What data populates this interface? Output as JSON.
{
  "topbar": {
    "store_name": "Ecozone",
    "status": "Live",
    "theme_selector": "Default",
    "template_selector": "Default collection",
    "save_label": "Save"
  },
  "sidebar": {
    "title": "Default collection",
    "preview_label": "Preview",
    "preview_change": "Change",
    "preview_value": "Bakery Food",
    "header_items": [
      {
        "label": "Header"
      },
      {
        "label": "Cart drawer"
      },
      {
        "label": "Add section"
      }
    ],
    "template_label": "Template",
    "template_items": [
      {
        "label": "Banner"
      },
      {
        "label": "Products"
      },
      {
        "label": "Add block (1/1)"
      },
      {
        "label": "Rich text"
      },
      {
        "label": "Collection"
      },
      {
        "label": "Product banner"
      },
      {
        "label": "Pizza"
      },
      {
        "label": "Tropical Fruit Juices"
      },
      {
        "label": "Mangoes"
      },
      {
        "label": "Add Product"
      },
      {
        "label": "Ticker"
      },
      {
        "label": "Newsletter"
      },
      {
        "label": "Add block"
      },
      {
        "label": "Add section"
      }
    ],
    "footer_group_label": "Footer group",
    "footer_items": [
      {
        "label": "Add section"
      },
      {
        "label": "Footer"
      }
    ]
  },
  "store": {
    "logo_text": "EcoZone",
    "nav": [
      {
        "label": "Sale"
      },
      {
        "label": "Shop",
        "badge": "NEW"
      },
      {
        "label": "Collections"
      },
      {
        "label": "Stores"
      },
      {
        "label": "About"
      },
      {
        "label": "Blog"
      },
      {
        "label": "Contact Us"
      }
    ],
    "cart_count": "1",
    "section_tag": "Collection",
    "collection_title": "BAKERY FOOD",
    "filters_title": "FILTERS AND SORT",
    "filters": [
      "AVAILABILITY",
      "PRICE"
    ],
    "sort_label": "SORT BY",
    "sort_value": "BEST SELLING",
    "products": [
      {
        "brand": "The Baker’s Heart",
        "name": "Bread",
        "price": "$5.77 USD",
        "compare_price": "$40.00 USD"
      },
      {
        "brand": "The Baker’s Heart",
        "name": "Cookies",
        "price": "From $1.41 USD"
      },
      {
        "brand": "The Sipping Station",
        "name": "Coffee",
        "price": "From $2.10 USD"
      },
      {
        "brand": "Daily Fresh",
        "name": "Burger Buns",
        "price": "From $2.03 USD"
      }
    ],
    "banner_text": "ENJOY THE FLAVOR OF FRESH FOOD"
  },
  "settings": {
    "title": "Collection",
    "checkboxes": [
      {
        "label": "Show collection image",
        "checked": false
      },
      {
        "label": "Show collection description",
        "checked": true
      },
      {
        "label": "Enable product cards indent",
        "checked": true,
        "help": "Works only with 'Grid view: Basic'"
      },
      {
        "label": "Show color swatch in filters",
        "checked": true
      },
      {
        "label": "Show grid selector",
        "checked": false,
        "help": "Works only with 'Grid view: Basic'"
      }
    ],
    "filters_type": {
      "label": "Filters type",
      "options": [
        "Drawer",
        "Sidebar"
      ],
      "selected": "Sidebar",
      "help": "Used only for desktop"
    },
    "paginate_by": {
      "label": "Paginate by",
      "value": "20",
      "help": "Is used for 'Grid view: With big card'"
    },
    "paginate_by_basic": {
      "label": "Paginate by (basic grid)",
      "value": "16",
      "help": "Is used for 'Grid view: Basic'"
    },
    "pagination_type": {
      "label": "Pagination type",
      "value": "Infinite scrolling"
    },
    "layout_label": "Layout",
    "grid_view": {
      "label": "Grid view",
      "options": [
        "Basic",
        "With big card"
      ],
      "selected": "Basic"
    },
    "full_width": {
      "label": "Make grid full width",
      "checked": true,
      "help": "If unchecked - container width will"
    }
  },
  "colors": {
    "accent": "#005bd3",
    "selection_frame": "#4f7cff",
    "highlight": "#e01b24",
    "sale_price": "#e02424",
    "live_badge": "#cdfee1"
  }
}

==================================================

AIM OF THE EXERCISE: Copy out the whole listing exactly.

FINAL RESULT:
What data populates this interface? Output as JSON.
{
  "topbar": {
    "store_name": "Ecozone",
    "status": "Live",
    "theme_selector": "Default",
    "template_selector": "Default collection",
    "save_label": "Save"
  },
  "sidebar": {
    "title": "Default collection",
    "preview_label": "Preview",
    "preview_change": "Change",
    "preview_value": "Bakery Food",
    "header_items": [
      {
        "label": "Header"
      },
      {
        "label": "Cart drawer"
      },
      {
        "label": "Add section"
      }
    ],
    "template_label": "Template",
    "template_items": [
      {
        "label": "Banner"
      },
      {
        "label": "Products"
      },
      {
        "label": "Add block (1/1)"
      },
      {
        "label": "Rich text"
      },
      {
        "label": "Collection"
      },
      {
        "label": "Product banner"
      },
      {
        "label": "Pizza"
      },
      {
        "label": "Tropical Fruit Juices"
      },
      {
        "label": "Mangoes"
      },
      {
        "label": "Add Product"
      },
      {
        "label": "Ticker"
      },
      {
        "label": "Newsletter"
      },
      {
        "label": "Add block"
      },
      {
        "label": "Add section"
      }
    ],
    "footer_group_label": "Footer group",
    "footer_items": [
      {
        "label": "Add section"
      },
      {
        "label": "Footer"
      }
    ]
  },
  "store": {
    "logo_text": "EcoZone",
    "nav": [
      {
        "label": "Sale"
      },
      {
        "label": "Shop",
        "badge": "NEW"
      },
      {
        "label": "Collections"
      },
      {
        "label": "Stores"
      },
      {
        "label": "About"
      },
      {
        "label": "Blog"
      },
      {
        "label": "Contact Us"
      }
    ],
    "cart_count": "1",
    "section_tag": "Collection",
    "collection_title": "BAKERY FOOD",
    "filters_title": "FILTERS AND SORT",
    "filters": [
      "AVAILABILITY",
      "PRICE"
    ],
    "sort_label": "SORT BY",
    "sort_value": "BEST SELLING",
    "products": [
      {
        "brand": "The Baker’s Heart",
        "name": "Bread",
        "price": "$5.77 USD",
        "compare_price": "$40.00 USD"
      },
      {
        "brand": "The Baker’s Heart",
        "name": "Cookies",
        "price": "From $1.41 USD"
      },
      {
        "brand": "The Sipping Station",
        "name": "Coffee",
        "price": "From $2.10 USD"
      },
      {
        "brand": "Daily Fresh",
        "name": "Burger Buns",
        "price": "From $2.03 USD"
      }
    ],
    "banner_text": "ENJOY THE FLAVOR OF FRESH FOOD"
  },
  "settings": {
    "title": "Collection",
    "checkboxes": [
      {
        "label": "Show collection image",
        "checked": false
      },
      {
        "label": "Show collection description",
        "checked": true
      },
      {
        "label": "Enable product cards indent",
        "checked": true,
        "help": "Works only with 'Grid view: Basic'"
      },
      {
        "label": "Show color swatch in filters",
        "checked": true
      },
      {
        "label": "Show grid selector",
        "checked": false,
        "help": "Works only with 'Grid view: Basic'"
      }
    ],
    "filters_type": {
      "label": "Filters type",
      "options": [
        "Drawer",
        "Sidebar"
      ],
      "selected": "Sidebar",
      "help": "Used only for desktop"
    },
    "paginate_by": {
      "label": "Paginate by",
      "value": "20",
      "help": "Is used for 'Grid view: With big card'"
    },
    "paginate_by_basic": {
      "label": "Paginate by (basic grid)",
      "value": "16",
      "help": "Is used for 'Grid view: Basic'"
    },
    "pagination_type": {
      "label": "Pagination type",
      "value": "Infinite scrolling"
    },
    "layout_label": "Layout",
    "grid_view": {
      "label": "Grid view",
      "options": [
        "Basic",
        "With big card"
      ],
      "selected": "Basic"
    },
    "full_width": {
      "label": "Make grid full width",
      "checked": true,
      "help": "If unchecked - container width will"
    }
  },
  "colors": {
    "accent": "#005bd3",
    "selection_frame": "#4f7cff",
    "highlight": "#e01b24",
    "sale_price": "#e02424",
    "live_badge": "#cdfee1"
  }
}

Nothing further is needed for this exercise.